■ Prompt:
The records below are to be copied word for word, with every picture left out.

Rows from a figure dataset
____

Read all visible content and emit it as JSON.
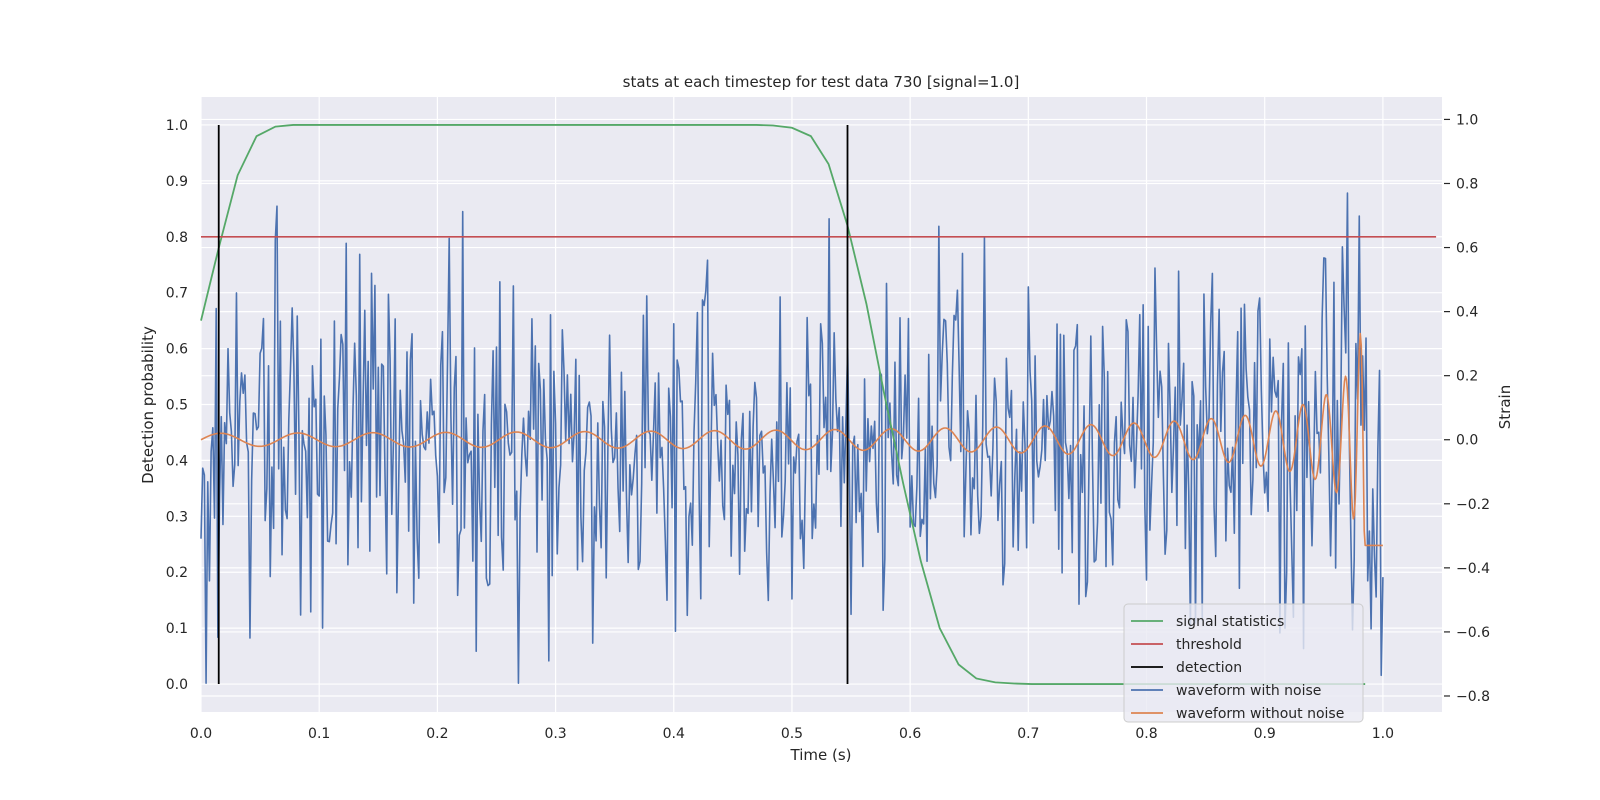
{
  "chart_data": {
    "type": "line",
    "title": "stats at each timestep for test data 730 [signal=1.0]",
    "xlabel": "Time (s)",
    "ylabel_left": "Detection probability",
    "ylabel_right": "Strain",
    "xlim": [
      0.0,
      1.05
    ],
    "ylim_left": [
      -0.05,
      1.05
    ],
    "ylim_right": [
      -0.85,
      1.07
    ],
    "x_ticks": [
      0.0,
      0.1,
      0.2,
      0.3,
      0.4,
      0.5,
      0.6,
      0.7,
      0.8,
      0.9,
      1.0
    ],
    "x_tick_labels": [
      "0.0",
      "0.1",
      "0.2",
      "0.3",
      "0.4",
      "0.5",
      "0.6",
      "0.7",
      "0.8",
      "0.9",
      "1.0"
    ],
    "y_left_ticks": [
      0.0,
      0.1,
      0.2,
      0.3,
      0.4,
      0.5,
      0.6,
      0.7,
      0.8,
      0.9,
      1.0
    ],
    "y_left_tick_labels": [
      "0.0",
      "0.1",
      "0.2",
      "0.3",
      "0.4",
      "0.5",
      "0.6",
      "0.7",
      "0.8",
      "0.9",
      "1.0"
    ],
    "y_right_ticks": [
      -0.8,
      -0.6,
      -0.4,
      -0.2,
      0.0,
      0.2,
      0.4,
      0.6,
      0.8,
      1.0
    ],
    "y_right_tick_labels": [
      "−0.8",
      "−0.6",
      "−0.4",
      "−0.2",
      "0.0",
      "0.2",
      "0.4",
      "0.6",
      "0.8",
      "1.0"
    ],
    "grid": true,
    "legend_position": "bottom-right",
    "threshold": 0.8,
    "detections": [
      0.015,
      0.547
    ],
    "signal_statistics": {
      "name": "signal statistics",
      "color": "#55a868",
      "x": [
        0.0,
        0.015,
        0.031,
        0.047,
        0.063,
        0.078,
        0.094,
        0.11,
        0.2,
        0.3,
        0.4,
        0.47,
        0.484,
        0.5,
        0.516,
        0.531,
        0.547,
        0.563,
        0.578,
        0.594,
        0.609,
        0.625,
        0.641,
        0.656,
        0.672,
        0.688,
        0.703,
        0.75,
        0.8,
        0.85,
        0.9,
        0.95,
        0.985
      ],
      "y": [
        0.65,
        0.78,
        0.91,
        0.98,
        0.997,
        1.0,
        1.0,
        1.0,
        1.0,
        1.0,
        1.0,
        1.0,
        0.999,
        0.995,
        0.98,
        0.93,
        0.82,
        0.68,
        0.52,
        0.36,
        0.22,
        0.1,
        0.035,
        0.01,
        0.003,
        0.001,
        0.0,
        0.0,
        0.0,
        0.0,
        0.0,
        0.0,
        0.0
      ]
    },
    "series": [
      {
        "name": "threshold",
        "color": "#c44e52"
      },
      {
        "name": "detection",
        "color": "#000000"
      },
      {
        "name": "waveform with noise",
        "color": "#4c72b0",
        "x_range": [
          0.0,
          1.0
        ],
        "strain_range": [
          -0.76,
          1.0
        ]
      },
      {
        "name": "waveform without noise",
        "color": "#dd8452",
        "x_range": [
          0.0,
          1.0
        ],
        "strain_range": [
          -0.3,
          0.4
        ]
      }
    ]
  }
}
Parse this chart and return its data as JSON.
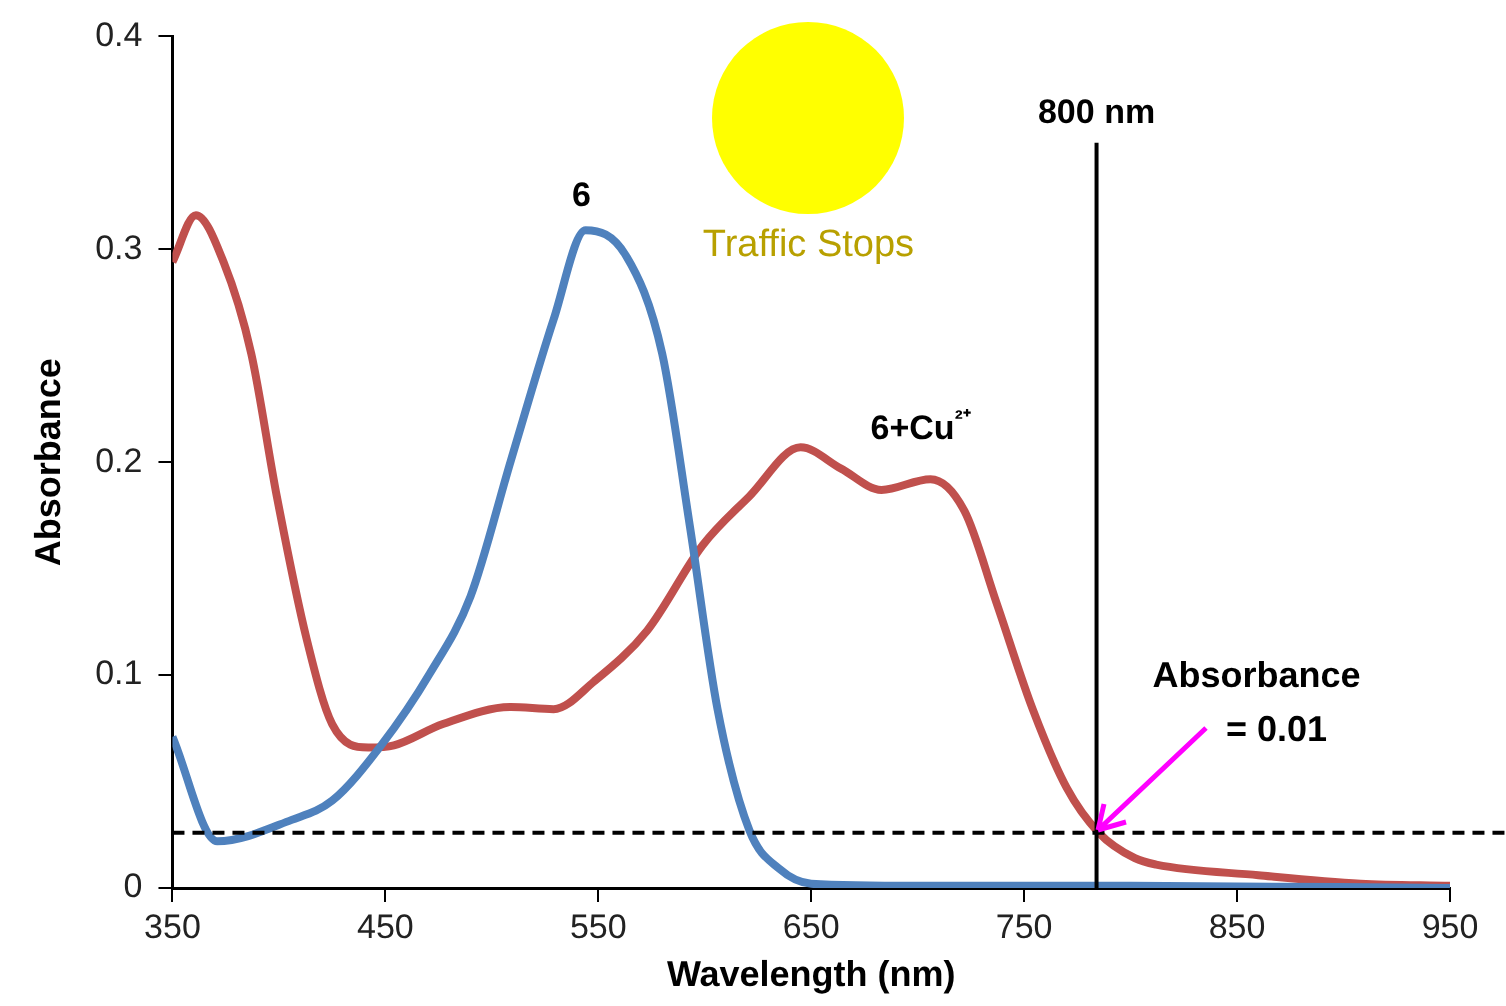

____

■ The output:
Read all visible content and emit it as JSON.
{
  "chart_data": {
    "type": "line",
    "title": "stats at each timestep for test data 730 [signal=1.0]",
    "xlabel": "Time (s)",
    "ylabel_left": "Detection probability",
    "ylabel_right": "Strain",
    "xlim": [
      0.0,
      1.05
    ],
    "ylim_left": [
      -0.05,
      1.05
    ],
    "ylim_right": [
      -0.85,
      1.07
    ],
    "x_ticks": [
      0.0,
      0.1,
      0.2,
      0.3,
      0.4,
      0.5,
      0.6,
      0.7,
      0.8,
      0.9,
      1.0
    ],
    "x_tick_labels": [
      "0.0",
      "0.1",
      "0.2",
      "0.3",
      "0.4",
      "0.5",
      "0.6",
      "0.7",
      "0.8",
      "0.9",
      "1.0"
    ],
    "y_left_ticks": [
      0.0,
      0.1,
      0.2,
      0.3,
      0.4,
      0.5,
      0.6,
      0.7,
      0.8,
      0.9,
      1.0
    ],
    "y_left_tick_labels": [
      "0.0",
      "0.1",
      "0.2",
      "0.3",
      "0.4",
      "0.5",
      "0.6",
      "0.7",
      "0.8",
      "0.9",
      "1.0"
    ],
    "y_right_ticks": [
      -0.8,
      -0.6,
      -0.4,
      -0.2,
      0.0,
      0.2,
      0.4,
      0.6,
      0.8,
      1.0
    ],
    "y_right_tick_labels": [
      "−0.8",
      "−0.6",
      "−0.4",
      "−0.2",
      "0.0",
      "0.2",
      "0.4",
      "0.6",
      "0.8",
      "1.0"
    ],
    "grid": true,
    "legend_position": "bottom-right",
    "threshold": 0.8,
    "detections": [
      0.015,
      0.547
    ],
    "signal_statistics": {
      "name": "signal statistics",
      "color": "#55a868",
      "x": [
        0.0,
        0.015,
        0.031,
        0.047,
        0.063,
        0.078,
        0.094,
        0.11,
        0.2,
        0.3,
        0.4,
        0.47,
        0.484,
        0.5,
        0.516,
        0.531,
        0.547,
        0.563,
        0.578,
        0.594,
        0.609,
        0.625,
        0.641,
        0.656,
        0.672,
        0.688,
        0.703,
        0.75,
        0.8,
        0.85,
        0.9,
        0.95,
        0.985
      ],
      "y": [
        0.65,
        0.78,
        0.91,
        0.98,
        0.997,
        1.0,
        1.0,
        1.0,
        1.0,
        1.0,
        1.0,
        1.0,
        0.999,
        0.995,
        0.98,
        0.93,
        0.82,
        0.68,
        0.52,
        0.36,
        0.22,
        0.1,
        0.035,
        0.01,
        0.003,
        0.001,
        0.0,
        0.0,
        0.0,
        0.0,
        0.0,
        0.0,
        0.0
      ]
    },
    "series": [
      {
        "name": "threshold",
        "color": "#c44e52"
      },
      {
        "name": "detection",
        "color": "#000000"
      },
      {
        "name": "waveform with noise",
        "color": "#4c72b0",
        "x_range": [
          0.0,
          1.0
        ],
        "strain_range": [
          -0.76,
          1.0
        ]
      },
      {
        "name": "waveform without noise",
        "color": "#dd8452",
        "x_range": [
          0.0,
          1.0
        ],
        "strain_range": [
          -0.3,
          0.4
        ]
      }
    ]
  }
}
Parse this chart and return its data as JSON.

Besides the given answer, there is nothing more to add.